### Stated exercise
Keep the pictures out and restate every record exactly.

### Data provided
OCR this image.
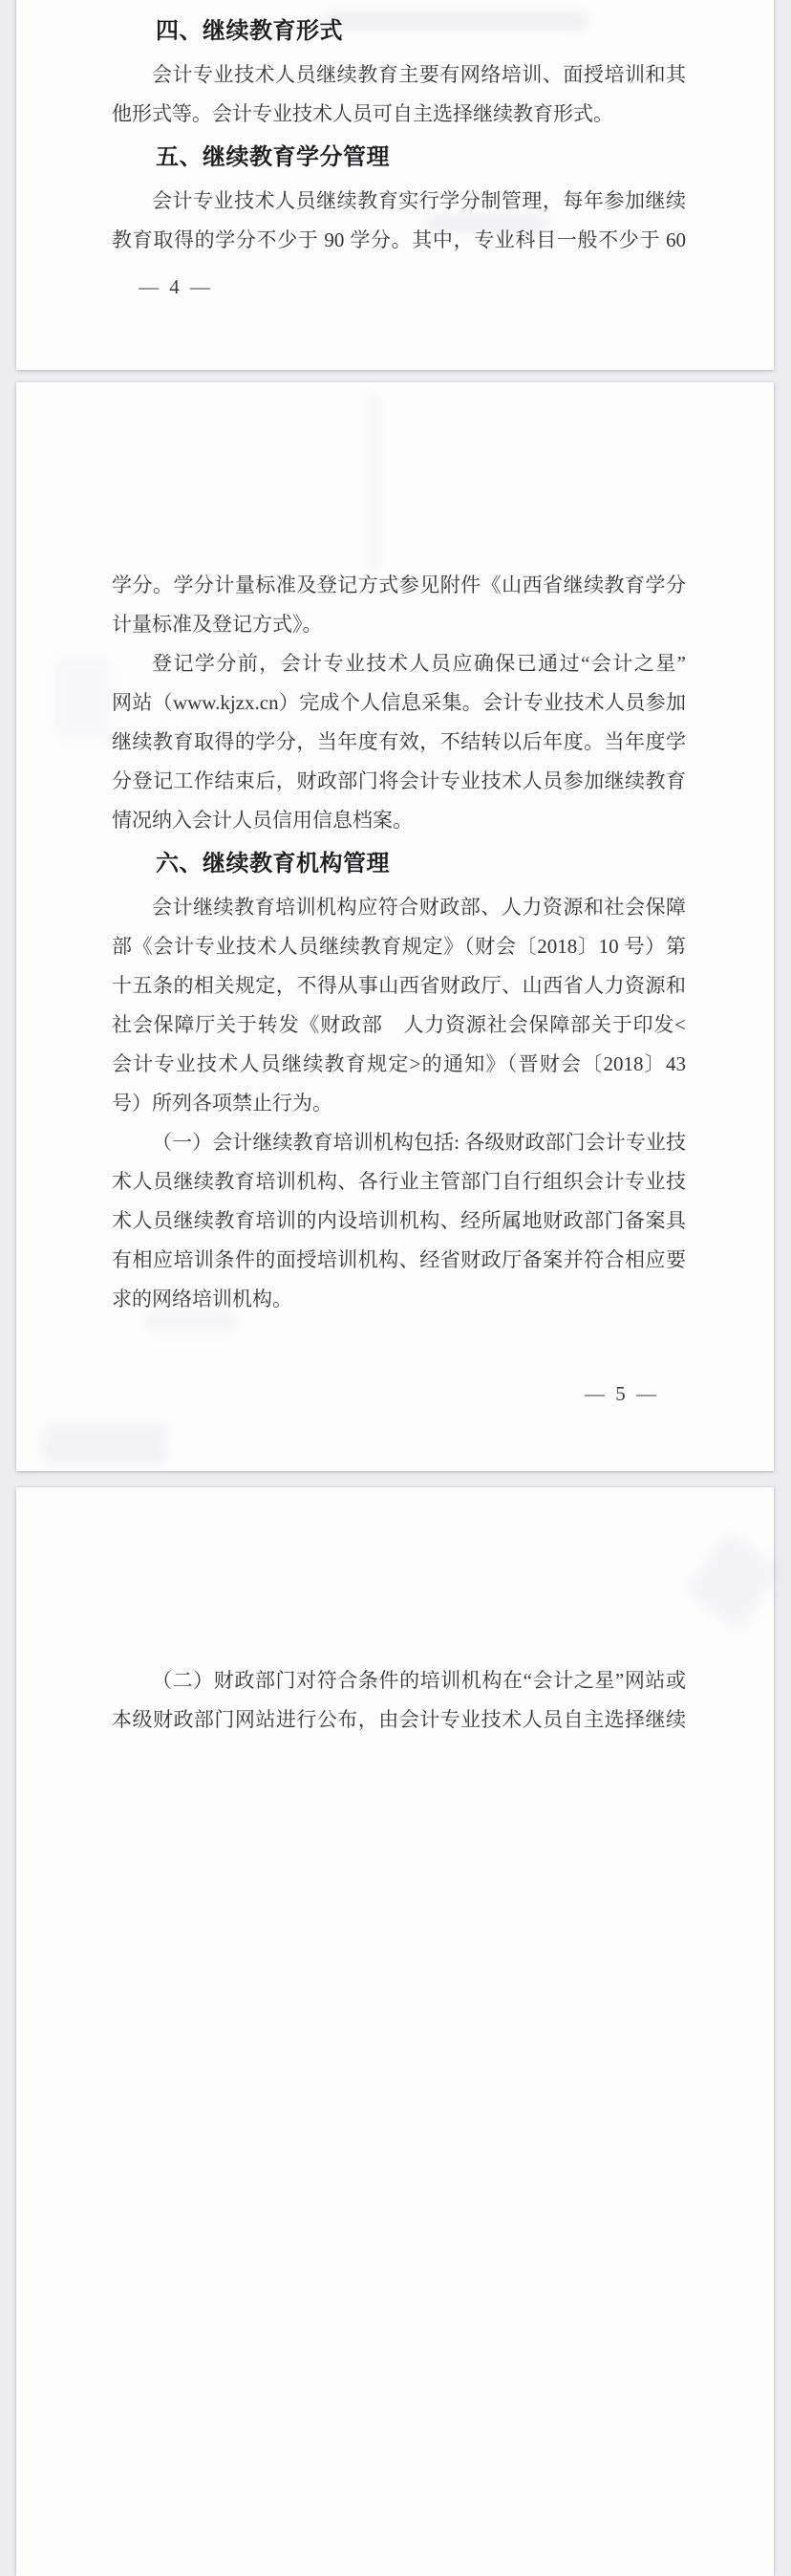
四、继续教育形式
会计专业技术人员继续教育主要有网络培训、面授培训和其
他形式等。会计专业技术人员可自主选择继续教育形式。
五、继续教育学分管理
会计专业技术人员继续教育实行学分制管理，每年参加继续
教育取得的学分不少于 90 学分。其中，专业科目一般不少于 60
— 4 —
学分。学分计量标准及登记方式参见附件《山西省继续教育学分
计量标准及登记方式》。
登记学分前，会计专业技术人员应确保已通过“会计之星”
网站（www.kjzx.cn）完成个人信息采集。会计专业技术人员参加
继续教育取得的学分，当年度有效，不结转以后年度。当年度学
分登记工作结束后，财政部门将会计专业技术人员参加继续教育
情况纳入会计人员信用信息档案。
六、继续教育机构管理
会计继续教育培训机构应符合财政部、人力资源和社会保障
部《会计专业技术人员继续教育规定》（财会〔2018〕10 号）第
十五条的相关规定，不得从事山西省财政厅、山西省人力资源和
社会保障厅关于转发《财政部　人力资源社会保障部关于印发<
会计专业技术人员继续教育规定>的通知》（晋财会〔2018〕43
号）所列各项禁止行为。
（一）会计继续教育培训机构包括: 各级财政部门会计专业技
术人员继续教育培训机构、各行业主管部门自行组织会计专业技
术人员继续教育培训的内设培训机构、经所属地财政部门备案具
有相应培训条件的面授培训机构、经省财政厅备案并符合相应要
求的网络培训机构。
— 5 —
（二）财政部门对符合条件的培训机构在“会计之星”网站或
本级财政部门网站进行公布，由会计专业技术人员自主选择继续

### Output below
OCR this image.
四、继续教育形式
会计专业技术人员继续教育主要有网络培训、面授培训和其
他形式等。会计专业技术人员可自主选择继续教育形式。
五、继续教育学分管理
会计专业技术人员继续教育实行学分制管理，每年参加继续
教育取得的学分不少于 90 学分。其中，专业科目一般不少于 60
— 4 —
学分。学分计量标准及登记方式参见附件《山西省继续教育学分
计量标准及登记方式》。
登记学分前，会计专业技术人员应确保已通过“会计之星”
网站（www.kjzx.cn）完成个人信息采集。会计专业技术人员参加
继续教育取得的学分，当年度有效，不结转以后年度。当年度学
分登记工作结束后，财政部门将会计专业技术人员参加继续教育
情况纳入会计人员信用信息档案。
六、继续教育机构管理
会计继续教育培训机构应符合财政部、人力资源和社会保障
部《会计专业技术人员继续教育规定》（财会〔2018〕10 号）第
十五条的相关规定，不得从事山西省财政厅、山西省人力资源和
社会保障厅关于转发《财政部　人力资源社会保障部关于印发<
会计专业技术人员继续教育规定>的通知》（晋财会〔2018〕43
号）所列各项禁止行为。
（一）会计继续教育培训机构包括: 各级财政部门会计专业技
术人员继续教育培训机构、各行业主管部门自行组织会计专业技
术人员继续教育培训的内设培训机构、经所属地财政部门备案具
有相应培训条件的面授培训机构、经省财政厅备案并符合相应要
求的网络培训机构。
— 5 —
（二）财政部门对符合条件的培训机构在“会计之星”网站或
本级财政部门网站进行公布，由会计专业技术人员自主选择继续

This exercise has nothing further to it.